* What you need to do:
In the records below, pick out all lines containing the word "name".

* Extracted data:
+---+
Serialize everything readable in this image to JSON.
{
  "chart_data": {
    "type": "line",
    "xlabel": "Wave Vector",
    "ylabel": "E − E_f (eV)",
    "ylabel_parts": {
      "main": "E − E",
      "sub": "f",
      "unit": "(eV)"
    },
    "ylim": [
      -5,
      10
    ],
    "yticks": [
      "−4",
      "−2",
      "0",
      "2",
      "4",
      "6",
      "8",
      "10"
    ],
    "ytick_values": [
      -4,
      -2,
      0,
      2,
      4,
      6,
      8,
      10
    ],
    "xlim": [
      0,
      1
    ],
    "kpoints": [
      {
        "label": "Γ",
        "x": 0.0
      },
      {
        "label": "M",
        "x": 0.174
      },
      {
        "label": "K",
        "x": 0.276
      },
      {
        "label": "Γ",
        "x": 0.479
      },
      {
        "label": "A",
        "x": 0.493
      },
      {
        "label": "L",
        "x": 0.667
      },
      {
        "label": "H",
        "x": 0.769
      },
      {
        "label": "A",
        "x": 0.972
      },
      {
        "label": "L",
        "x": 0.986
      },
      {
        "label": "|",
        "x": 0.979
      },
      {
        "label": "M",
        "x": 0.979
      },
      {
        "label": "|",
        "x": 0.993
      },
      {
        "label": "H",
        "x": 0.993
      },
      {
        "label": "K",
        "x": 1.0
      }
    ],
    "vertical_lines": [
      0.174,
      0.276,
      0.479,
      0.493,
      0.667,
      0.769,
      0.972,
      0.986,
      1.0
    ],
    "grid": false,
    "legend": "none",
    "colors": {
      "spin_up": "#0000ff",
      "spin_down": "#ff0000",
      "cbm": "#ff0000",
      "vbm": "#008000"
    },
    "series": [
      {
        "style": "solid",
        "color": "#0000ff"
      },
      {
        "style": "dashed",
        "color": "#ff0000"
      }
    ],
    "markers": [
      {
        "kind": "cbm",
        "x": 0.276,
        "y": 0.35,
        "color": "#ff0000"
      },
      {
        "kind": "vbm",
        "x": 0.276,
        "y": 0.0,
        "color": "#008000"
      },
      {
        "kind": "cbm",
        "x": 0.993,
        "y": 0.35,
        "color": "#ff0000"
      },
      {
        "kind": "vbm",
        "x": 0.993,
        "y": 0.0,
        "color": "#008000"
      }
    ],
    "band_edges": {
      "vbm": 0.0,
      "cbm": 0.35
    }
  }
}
+---+
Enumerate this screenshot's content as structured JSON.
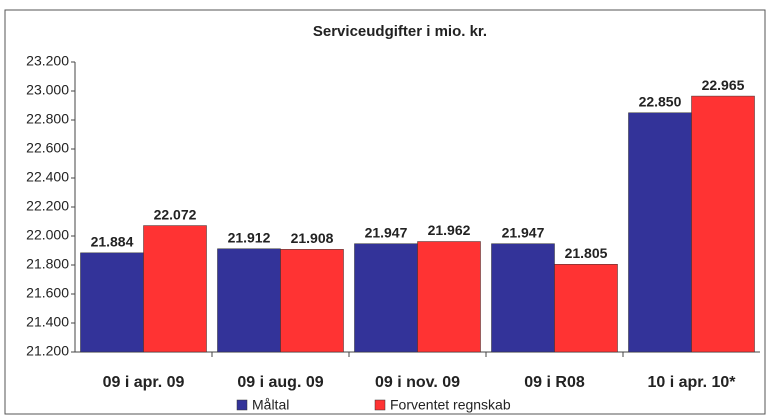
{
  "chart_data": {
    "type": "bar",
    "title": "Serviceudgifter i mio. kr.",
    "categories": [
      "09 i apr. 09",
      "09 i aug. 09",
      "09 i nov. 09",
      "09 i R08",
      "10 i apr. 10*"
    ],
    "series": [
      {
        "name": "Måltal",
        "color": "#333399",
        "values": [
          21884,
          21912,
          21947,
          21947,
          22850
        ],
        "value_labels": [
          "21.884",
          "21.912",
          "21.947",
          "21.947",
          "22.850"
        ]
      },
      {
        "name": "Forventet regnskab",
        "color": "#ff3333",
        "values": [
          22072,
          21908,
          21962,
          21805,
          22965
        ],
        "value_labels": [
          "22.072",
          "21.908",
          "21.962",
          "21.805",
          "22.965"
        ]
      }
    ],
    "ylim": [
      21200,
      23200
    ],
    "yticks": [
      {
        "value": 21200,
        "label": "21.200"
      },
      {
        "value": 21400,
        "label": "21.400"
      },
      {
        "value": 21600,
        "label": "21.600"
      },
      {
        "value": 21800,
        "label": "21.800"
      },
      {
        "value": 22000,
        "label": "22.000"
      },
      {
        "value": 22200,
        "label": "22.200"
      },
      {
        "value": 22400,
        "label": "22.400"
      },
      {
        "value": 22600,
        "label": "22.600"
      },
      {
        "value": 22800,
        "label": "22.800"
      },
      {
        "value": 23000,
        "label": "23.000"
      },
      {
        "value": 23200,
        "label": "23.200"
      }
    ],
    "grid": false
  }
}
+---+
* Completed exercise:
        "name": "Måltal",
        "name": "Forventet regnskab",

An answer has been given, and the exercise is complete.